指示: データの先頭から「dialog-title: Wait! bbox=[240, 448, 288, 471]」を含む行までを、その行も含めて一字一句変えずに抜き出す。それ以外の行は含めない。

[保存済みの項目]
>>>

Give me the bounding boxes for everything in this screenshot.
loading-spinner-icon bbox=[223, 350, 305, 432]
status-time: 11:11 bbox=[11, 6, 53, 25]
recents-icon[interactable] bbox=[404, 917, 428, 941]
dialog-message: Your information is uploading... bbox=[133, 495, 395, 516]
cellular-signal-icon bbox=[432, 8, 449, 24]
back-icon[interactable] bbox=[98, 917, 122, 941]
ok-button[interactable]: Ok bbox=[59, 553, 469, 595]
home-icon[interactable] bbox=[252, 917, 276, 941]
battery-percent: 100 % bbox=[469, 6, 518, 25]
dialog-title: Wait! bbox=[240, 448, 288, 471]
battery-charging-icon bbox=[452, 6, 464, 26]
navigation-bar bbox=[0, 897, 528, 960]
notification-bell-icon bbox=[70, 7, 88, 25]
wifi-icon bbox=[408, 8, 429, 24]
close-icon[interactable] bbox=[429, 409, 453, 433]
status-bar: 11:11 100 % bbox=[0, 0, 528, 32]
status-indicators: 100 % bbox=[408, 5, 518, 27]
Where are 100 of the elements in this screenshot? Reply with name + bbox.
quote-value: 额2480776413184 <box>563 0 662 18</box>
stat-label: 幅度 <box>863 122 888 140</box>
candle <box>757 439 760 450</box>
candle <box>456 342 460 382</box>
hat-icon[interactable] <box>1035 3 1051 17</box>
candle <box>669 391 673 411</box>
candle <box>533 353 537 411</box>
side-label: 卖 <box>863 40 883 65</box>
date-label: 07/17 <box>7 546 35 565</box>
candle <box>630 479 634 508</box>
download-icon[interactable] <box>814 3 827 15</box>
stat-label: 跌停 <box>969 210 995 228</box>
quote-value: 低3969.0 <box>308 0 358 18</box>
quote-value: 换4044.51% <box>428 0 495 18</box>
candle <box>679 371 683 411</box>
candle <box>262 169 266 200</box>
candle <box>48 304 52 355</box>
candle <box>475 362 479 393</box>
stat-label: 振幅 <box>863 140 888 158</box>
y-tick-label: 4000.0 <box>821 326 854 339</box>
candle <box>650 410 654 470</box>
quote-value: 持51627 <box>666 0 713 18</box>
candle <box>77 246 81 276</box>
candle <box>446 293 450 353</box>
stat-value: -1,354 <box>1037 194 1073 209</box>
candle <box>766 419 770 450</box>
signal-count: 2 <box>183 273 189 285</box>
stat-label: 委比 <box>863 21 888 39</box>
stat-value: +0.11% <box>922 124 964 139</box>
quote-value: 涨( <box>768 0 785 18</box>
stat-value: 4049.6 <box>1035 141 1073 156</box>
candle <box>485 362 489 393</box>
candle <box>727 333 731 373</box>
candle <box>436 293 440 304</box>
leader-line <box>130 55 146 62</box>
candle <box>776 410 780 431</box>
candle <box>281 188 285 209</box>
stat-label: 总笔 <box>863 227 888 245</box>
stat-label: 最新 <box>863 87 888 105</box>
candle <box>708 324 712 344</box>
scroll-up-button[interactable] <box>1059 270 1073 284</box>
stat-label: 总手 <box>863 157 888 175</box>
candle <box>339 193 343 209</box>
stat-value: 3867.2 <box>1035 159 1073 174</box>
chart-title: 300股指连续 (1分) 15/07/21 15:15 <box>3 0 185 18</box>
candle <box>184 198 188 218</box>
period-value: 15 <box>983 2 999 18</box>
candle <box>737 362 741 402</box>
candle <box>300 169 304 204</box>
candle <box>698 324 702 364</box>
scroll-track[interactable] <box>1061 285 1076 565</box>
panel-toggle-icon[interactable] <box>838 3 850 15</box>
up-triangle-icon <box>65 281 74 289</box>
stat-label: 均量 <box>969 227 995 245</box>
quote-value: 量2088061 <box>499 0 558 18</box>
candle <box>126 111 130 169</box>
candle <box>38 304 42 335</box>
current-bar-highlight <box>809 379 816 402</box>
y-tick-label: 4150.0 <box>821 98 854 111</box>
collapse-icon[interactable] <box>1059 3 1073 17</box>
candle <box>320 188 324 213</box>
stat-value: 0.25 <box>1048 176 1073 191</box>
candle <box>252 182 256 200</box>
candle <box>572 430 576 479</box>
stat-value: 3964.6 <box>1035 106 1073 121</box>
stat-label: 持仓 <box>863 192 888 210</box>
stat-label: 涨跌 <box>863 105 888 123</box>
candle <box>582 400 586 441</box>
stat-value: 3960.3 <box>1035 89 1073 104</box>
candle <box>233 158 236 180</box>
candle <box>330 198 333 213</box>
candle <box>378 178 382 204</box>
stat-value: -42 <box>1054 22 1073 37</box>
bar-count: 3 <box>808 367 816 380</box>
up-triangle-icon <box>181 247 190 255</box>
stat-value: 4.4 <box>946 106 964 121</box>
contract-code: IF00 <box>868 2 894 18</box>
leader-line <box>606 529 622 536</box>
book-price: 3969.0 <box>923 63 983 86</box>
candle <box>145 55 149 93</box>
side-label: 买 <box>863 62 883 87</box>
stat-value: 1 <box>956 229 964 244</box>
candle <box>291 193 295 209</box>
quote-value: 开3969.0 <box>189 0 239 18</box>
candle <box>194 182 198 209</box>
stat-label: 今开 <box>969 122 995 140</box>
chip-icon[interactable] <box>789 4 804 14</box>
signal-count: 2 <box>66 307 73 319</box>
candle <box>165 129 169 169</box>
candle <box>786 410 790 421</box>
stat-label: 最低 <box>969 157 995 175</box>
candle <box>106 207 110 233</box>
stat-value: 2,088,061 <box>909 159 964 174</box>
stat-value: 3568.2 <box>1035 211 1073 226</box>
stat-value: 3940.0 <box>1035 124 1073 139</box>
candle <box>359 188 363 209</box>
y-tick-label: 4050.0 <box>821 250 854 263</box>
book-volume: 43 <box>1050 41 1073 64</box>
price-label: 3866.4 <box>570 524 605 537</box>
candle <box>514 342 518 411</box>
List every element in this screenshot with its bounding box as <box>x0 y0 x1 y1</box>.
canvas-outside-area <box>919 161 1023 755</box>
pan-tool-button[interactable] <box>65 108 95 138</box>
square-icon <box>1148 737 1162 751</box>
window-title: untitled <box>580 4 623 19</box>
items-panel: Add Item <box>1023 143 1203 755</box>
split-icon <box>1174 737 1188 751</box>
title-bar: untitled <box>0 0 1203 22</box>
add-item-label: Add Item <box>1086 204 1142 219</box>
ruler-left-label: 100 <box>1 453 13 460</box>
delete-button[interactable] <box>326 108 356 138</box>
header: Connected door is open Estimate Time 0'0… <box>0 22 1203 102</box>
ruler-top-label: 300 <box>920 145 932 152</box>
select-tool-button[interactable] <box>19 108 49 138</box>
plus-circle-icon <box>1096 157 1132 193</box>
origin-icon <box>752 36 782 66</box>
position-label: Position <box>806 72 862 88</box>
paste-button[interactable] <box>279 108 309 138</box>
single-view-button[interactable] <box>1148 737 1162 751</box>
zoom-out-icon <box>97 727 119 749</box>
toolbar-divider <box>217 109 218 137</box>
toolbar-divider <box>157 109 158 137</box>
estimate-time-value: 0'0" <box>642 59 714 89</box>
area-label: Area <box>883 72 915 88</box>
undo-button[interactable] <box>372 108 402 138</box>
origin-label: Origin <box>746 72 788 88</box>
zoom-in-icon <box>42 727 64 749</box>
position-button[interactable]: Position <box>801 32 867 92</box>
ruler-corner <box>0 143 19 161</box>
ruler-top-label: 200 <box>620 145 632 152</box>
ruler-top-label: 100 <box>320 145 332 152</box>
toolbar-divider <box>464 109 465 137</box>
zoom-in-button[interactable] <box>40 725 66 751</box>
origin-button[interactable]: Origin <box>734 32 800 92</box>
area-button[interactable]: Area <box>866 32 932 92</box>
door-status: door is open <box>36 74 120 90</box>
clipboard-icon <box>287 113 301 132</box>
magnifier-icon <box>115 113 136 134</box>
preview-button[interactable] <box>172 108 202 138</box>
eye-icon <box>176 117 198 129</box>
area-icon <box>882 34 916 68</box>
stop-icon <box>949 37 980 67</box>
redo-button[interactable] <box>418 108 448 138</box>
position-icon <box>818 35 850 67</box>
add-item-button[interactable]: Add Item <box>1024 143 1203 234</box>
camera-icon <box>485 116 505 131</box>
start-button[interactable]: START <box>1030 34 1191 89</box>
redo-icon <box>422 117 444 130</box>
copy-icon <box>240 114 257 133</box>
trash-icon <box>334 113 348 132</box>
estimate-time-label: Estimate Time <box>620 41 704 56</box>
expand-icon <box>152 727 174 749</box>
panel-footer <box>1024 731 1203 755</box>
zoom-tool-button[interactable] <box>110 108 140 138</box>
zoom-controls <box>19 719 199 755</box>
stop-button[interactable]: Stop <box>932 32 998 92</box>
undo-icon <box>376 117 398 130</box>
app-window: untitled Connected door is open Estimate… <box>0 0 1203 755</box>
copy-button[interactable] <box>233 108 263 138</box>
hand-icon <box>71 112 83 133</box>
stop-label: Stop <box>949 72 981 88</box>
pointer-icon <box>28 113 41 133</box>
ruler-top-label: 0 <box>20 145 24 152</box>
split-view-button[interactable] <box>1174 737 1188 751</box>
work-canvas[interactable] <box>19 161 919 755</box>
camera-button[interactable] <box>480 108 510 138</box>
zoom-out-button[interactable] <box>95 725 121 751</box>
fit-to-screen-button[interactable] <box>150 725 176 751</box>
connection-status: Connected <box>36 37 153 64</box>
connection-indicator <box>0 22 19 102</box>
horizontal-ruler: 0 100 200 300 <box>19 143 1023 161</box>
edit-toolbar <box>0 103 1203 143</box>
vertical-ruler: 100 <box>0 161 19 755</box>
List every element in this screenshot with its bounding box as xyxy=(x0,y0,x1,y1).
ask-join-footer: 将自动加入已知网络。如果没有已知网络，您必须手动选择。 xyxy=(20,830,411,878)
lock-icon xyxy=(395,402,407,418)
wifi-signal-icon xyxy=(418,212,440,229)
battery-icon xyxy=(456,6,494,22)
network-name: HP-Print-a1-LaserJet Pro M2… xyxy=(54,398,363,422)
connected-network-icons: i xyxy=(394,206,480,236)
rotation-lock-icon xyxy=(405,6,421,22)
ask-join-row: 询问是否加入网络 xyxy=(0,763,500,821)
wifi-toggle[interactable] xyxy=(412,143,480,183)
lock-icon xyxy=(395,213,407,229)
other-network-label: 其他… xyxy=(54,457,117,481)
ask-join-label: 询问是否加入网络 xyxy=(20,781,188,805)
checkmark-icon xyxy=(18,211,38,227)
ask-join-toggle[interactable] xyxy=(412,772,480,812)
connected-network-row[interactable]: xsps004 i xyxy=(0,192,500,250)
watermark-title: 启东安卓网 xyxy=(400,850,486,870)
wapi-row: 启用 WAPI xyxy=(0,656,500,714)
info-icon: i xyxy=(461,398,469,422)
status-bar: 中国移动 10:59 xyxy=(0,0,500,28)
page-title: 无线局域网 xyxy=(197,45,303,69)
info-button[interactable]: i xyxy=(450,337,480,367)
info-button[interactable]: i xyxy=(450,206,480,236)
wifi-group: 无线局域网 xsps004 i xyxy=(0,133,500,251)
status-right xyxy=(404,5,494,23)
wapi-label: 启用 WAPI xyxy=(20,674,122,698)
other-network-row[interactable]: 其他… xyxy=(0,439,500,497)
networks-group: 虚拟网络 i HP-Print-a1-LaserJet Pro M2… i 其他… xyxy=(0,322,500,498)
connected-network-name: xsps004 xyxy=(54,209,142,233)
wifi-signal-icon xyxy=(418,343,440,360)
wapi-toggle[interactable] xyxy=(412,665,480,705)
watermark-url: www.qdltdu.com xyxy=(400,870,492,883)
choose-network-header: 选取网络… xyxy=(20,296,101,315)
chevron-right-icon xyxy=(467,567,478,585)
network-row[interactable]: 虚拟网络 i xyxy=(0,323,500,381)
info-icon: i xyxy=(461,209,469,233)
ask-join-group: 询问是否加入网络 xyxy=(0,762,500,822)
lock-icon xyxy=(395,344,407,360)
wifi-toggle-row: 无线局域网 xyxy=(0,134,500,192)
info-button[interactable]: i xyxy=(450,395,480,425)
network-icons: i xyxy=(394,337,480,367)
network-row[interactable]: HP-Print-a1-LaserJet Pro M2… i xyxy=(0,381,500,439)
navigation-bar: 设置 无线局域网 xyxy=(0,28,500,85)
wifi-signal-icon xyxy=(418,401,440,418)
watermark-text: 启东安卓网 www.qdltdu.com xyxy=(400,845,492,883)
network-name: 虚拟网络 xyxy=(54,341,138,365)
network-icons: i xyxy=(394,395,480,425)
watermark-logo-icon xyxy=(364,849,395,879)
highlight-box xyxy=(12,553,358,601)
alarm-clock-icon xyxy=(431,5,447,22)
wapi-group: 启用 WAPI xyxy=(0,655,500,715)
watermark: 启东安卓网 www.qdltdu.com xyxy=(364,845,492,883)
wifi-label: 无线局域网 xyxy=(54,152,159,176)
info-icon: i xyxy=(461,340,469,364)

<<<

回答全文:
Give me the bounding boxes for everything in this screenshot.
loading-spinner-icon bbox=[223, 350, 305, 432]
status-time: 11:11 bbox=[11, 6, 53, 25]
recents-icon[interactable] bbox=[404, 917, 428, 941]
dialog-message: Your information is uploading... bbox=[133, 495, 395, 516]
cellular-signal-icon bbox=[432, 8, 449, 24]
back-icon[interactable] bbox=[98, 917, 122, 941]
ok-button[interactable]: Ok bbox=[59, 553, 469, 595]
home-icon[interactable] bbox=[252, 917, 276, 941]
battery-percent: 100 % bbox=[469, 6, 518, 25]
dialog-title: Wait! bbox=[240, 448, 288, 471]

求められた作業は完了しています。